MARCH 21st: Development in Early Childhood

Speech delays, attention deficits, emotional deficits, hyperactivity, autism in early childhood?

Can scribbling and drawing help?

www.marksandmind.org

Thursday, March 18, 2010

What I wrote in Spanish to Antonio Machon, author of Los Dibuyos de los Ninos

Dear Senor Machon,

To add to my first communication with you about your book on children's drawings and about my own work in the field of children's drawings; I have just finished 3 weeks working with drawing and writing in the orphanage Ninos de Cristo in La Romana province in the Dominican Republic, thanks to the permission of directors Sonia Hane, and Carmen Ruiz, as well as to the general support of the teachers Nancy, Sonia, and Ani. In many cases, the drawings of boys who were the least powerful with words were big and strong. I have found this to be the case when teaching my special Drawing/Writing method in the States, too, with older children. Drawings provide a window on the capabilities of minds that may be less developed or less capable with words. This evident confidence and skill with drawing helps teachers (and parents) sustain confidence and hope and patience in and with the growing child. The main point of my most recent papers and books is that scribbling is the place where the spontaneous mental/motor, mark-making behavior of the young child branches off in a hugely significant way from the behavior of other mammals, signaling a brain that has evolved to use marks to think, abstractly and symbolically. Drawing is the next step on this mark-making developmental trajectory. Drawing is the child's spontaneous, natural entry into more elaborate and intentional symbolic marks and thought. Drawing is hugely significant behavior. I have just been in correspondance with Betty Edwards, the author of the book DRAWING ON THE RIGHT SIDE OF THE BRAIN. Dr. Edwards pioneered the position that drawing is thinking and that everyone can draw, and she laid out a practice to prove it. I follow in her footsteps, pushing theory and research, while refining a five-step practice around scribbling and drawing. Dr. Edwards has agreed to review my books.

DATA EXCERPTS:
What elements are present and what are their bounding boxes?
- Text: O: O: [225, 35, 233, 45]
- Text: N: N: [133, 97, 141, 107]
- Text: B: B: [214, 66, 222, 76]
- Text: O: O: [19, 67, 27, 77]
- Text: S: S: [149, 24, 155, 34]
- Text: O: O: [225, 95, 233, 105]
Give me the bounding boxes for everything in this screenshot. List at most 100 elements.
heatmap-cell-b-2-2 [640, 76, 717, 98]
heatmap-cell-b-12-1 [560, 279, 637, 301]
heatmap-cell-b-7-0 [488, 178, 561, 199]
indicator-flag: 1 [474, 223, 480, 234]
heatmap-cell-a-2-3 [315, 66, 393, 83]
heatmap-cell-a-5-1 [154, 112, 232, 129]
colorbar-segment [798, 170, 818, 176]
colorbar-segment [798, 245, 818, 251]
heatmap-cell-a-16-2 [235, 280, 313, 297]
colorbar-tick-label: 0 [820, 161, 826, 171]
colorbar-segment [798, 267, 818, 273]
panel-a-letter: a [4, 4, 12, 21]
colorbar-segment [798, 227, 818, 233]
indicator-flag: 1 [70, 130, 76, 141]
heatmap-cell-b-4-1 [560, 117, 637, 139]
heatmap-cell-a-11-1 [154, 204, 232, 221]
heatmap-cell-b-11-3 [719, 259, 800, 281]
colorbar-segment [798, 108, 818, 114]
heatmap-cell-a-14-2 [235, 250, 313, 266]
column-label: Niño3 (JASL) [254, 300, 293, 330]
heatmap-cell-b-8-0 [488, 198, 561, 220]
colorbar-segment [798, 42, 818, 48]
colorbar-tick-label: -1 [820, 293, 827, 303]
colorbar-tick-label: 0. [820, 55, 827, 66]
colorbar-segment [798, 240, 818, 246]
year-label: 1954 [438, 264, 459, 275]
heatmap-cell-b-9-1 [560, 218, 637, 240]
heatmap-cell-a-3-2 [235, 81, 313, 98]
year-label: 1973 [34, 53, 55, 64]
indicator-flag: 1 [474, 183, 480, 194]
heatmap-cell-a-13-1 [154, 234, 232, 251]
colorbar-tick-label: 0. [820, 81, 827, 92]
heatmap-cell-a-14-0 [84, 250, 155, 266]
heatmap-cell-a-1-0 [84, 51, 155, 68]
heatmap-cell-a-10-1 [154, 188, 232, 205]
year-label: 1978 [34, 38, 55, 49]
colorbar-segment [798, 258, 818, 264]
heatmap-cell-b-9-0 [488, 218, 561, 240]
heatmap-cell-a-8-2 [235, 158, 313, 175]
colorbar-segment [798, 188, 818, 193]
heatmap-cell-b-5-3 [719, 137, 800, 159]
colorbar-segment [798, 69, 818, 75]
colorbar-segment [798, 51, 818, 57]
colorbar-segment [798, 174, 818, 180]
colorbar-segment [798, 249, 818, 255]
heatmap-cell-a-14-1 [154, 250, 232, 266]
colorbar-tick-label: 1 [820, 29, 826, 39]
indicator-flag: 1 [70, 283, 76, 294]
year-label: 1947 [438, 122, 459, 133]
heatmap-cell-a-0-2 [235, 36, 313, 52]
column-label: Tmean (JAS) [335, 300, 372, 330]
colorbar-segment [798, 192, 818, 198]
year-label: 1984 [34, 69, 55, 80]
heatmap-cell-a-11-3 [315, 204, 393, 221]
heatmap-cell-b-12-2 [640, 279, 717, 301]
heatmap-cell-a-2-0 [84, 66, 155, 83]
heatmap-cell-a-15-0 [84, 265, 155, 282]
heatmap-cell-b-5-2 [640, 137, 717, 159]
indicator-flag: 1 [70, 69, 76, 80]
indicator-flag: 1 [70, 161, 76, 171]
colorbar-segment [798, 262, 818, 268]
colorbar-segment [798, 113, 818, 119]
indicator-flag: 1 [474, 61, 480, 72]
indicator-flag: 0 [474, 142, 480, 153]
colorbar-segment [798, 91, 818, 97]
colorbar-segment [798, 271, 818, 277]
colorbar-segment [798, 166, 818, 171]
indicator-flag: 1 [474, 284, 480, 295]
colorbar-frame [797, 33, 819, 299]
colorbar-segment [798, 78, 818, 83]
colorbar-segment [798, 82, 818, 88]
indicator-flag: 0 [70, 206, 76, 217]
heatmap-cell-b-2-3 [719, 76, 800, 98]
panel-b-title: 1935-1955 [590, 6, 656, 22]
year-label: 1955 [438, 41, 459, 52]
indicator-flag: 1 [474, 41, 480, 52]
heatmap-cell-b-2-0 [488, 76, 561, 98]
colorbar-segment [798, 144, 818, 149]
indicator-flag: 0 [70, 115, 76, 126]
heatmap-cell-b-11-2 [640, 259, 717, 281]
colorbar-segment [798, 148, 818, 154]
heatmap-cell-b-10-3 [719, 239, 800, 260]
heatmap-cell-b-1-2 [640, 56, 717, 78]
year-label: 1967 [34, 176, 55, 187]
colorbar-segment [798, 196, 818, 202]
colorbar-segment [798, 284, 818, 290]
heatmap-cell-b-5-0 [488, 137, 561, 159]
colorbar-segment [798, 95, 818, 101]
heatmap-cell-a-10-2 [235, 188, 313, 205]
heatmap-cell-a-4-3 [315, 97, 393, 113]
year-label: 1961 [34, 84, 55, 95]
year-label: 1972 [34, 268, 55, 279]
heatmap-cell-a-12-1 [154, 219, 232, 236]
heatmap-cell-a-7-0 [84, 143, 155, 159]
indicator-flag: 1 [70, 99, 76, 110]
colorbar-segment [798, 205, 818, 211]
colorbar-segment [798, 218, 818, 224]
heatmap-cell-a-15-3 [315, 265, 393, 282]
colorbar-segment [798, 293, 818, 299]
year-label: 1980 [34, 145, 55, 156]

REQUIRED TASKS:
**A.** From the letter on children's drawing above, transcribe the passage that opens with the words containing "MARCH 21st: Development" and closes with "and drawing help?".
**B.** According to the letter on children's drawing, how long did the writer spend working with drawing and writing at the Ninos de Cristo orphanage?

ANSWERS TO EACH TASK:
**A.**
MARCH 21st: Development in Early Childhood

Speech delays, attention deficits, emotional deficits, hyperactivity, autism in early childhood?

Can scribbling and drawing help?

**B.** Three weeks.